# [What is required]
Every line that contains the word "follows" should be copied.

# [Source records]
--- begin ---

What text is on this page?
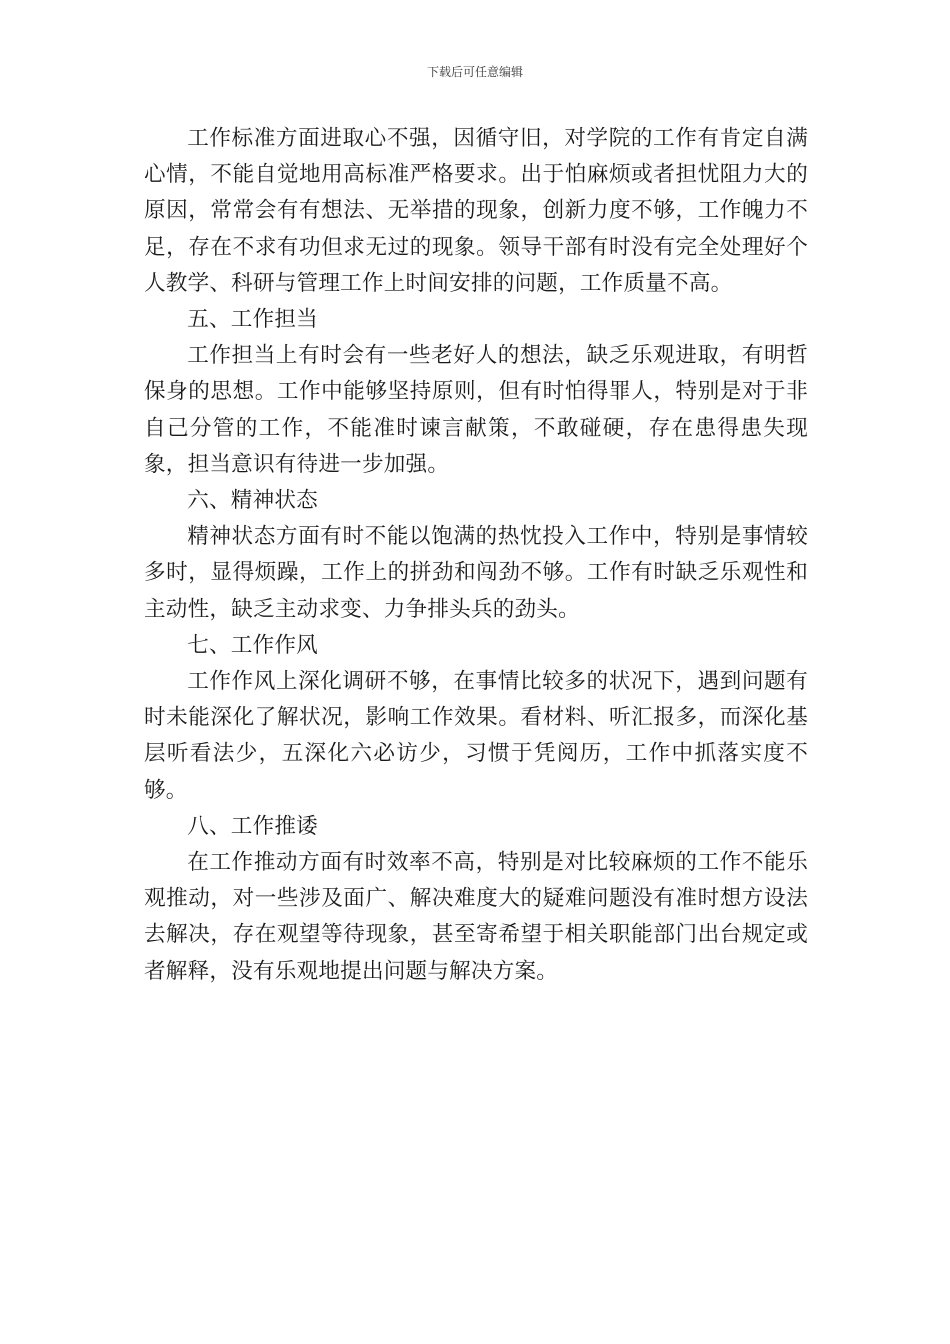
下载后可任意编辑

工作标准方面进取心不强，因循守旧，对学院的工作有肯定自满心情，不能自觉地用高标准严格要求。出于怕麻烦或者担忧阻力大的原因，常常会有有想法、无举措的现象，创新力度不够，工作魄力不足，存在不求有功但求无过的现象。领导干部有时没有完全处理好个人教学、科研与管理工作上时间安排的问题，工作质量不高。

五、工作担当

工作担当上有时会有一些老好人的想法，缺乏乐观进取，有明哲保身的思想。工作中能够坚持原则，但有时怕得罪人，特别是对于非自己分管的工作，不能准时谏言献策，不敢碰硬，存在患得患失现象，担当意识有待进一步加强。

六、精神状态

精神状态方面有时不能以饱满的热忱投入工作中，特别是事情较多时，显得烦躁，工作上的拼劲和闯劲不够。工作有时缺乏乐观性和主动性，缺乏主动求变、力争排头兵的劲头。

七、工作作风

工作作风上深化调研不够，在事情比较多的状况下，遇到问题有时未能深化了解状况，影响工作效果。看材料、听汇报多，而深化基层听看法少，五深化六必访少，习惯于凭阅历，工作中抓落实度不够。

八、工作推诿

在工作推动方面有时效率不高，特别是对比较麻烦的工作不能乐观推动，对一些涉及面广、解决难度大的疑难问题没有准时想方设法去解决，存在观望等待现象，甚至寄希望于相关职能部门出台规定或者解释，没有乐观地提出问题与解决方案。
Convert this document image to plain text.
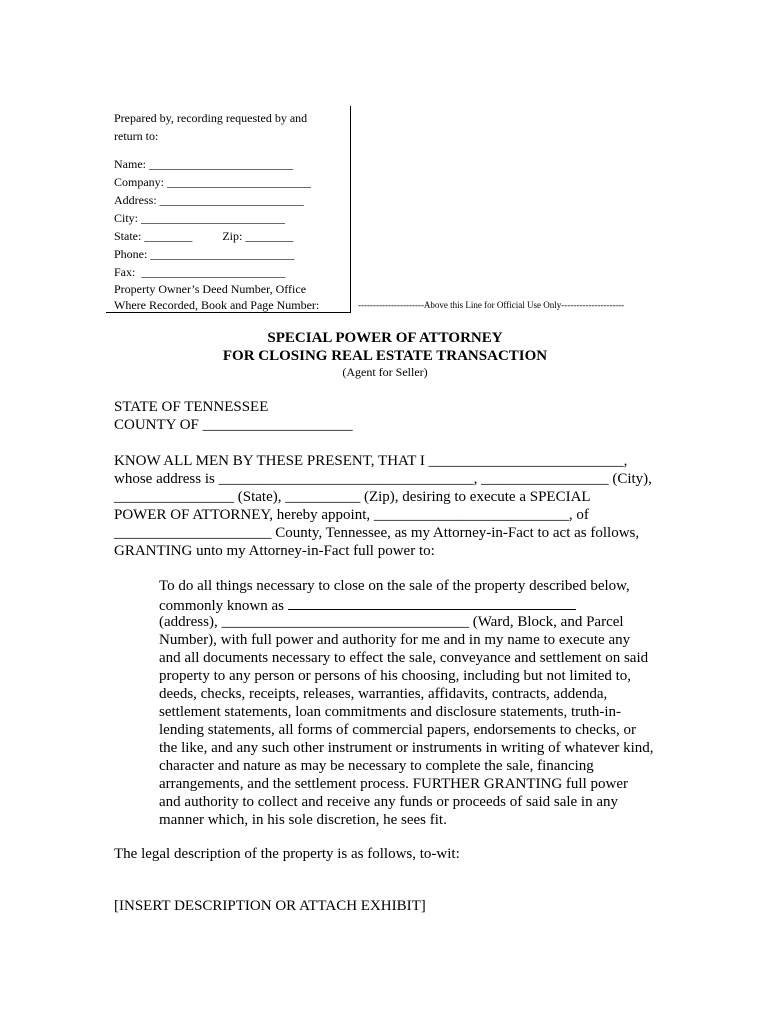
Prepared by, recording requested by and
return to:
Name: ________________________
Company: ________________________
Address: ________________________
City: ________________________
State: ________          Zip: ________
Phone: ________________________
Fax:  ________________________
Property Owner’s Deed Number, Office
Where Recorded, Book and Page Number:	----------------------Above this Line for Official Use Only---------------------
SPECIAL POWER OF ATTORNEY
FOR CLOSING REAL ESTATE TRANSACTION
(Agent for Seller)
STATE OF TENNESSEE
COUNTY OF ____________________
KNOW ALL MEN BY THESE PRESENT, THAT I __________________________,
whose address is __________________________________, _________________ (City),
________________ (State), __________ (Zip), desiring to execute a SPECIAL
POWER OF ATTORNEY, hereby appoint, __________________________, of
_____________________ County, Tennessee, as my Attorney-in-Fact to act as follows,
GRANTING unto my Attorney-in-Fact full power to:
To do all things necessary to close on the sale of the property described below,
commonly known as
(address), _________________________________ (Ward, Block, and Parcel
Number), with full power and authority for me and in my name to execute any
and all documents necessary to effect the sale, conveyance and settlement on said
property to any person or persons of his choosing, including but not limited to,
deeds, checks, receipts, releases, warranties, affidavits, contracts, addenda,
settlement statements, loan commitments and disclosure statements, truth-in-
lending statements, all forms of commercial papers, endorsements to checks, or
the like, and any such other instrument or instruments in writing of whatever kind,
character and nature as may be necessary to complete the sale, financing
arrangements, and the settlement process. FURTHER GRANTING full power
and authority to collect and receive any funds or proceeds of said sale in any
manner which, in his sole discretion, he sees fit.
The legal description of the property is as follows, to-wit:
[INSERT DESCRIPTION OR ATTACH EXHIBIT]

--- end ---

# [Response to this exercise]
_____________________ County, Tennessee, as my Attorney-in-Fact to act as follows,
The legal description of the property is as follows, to-wit:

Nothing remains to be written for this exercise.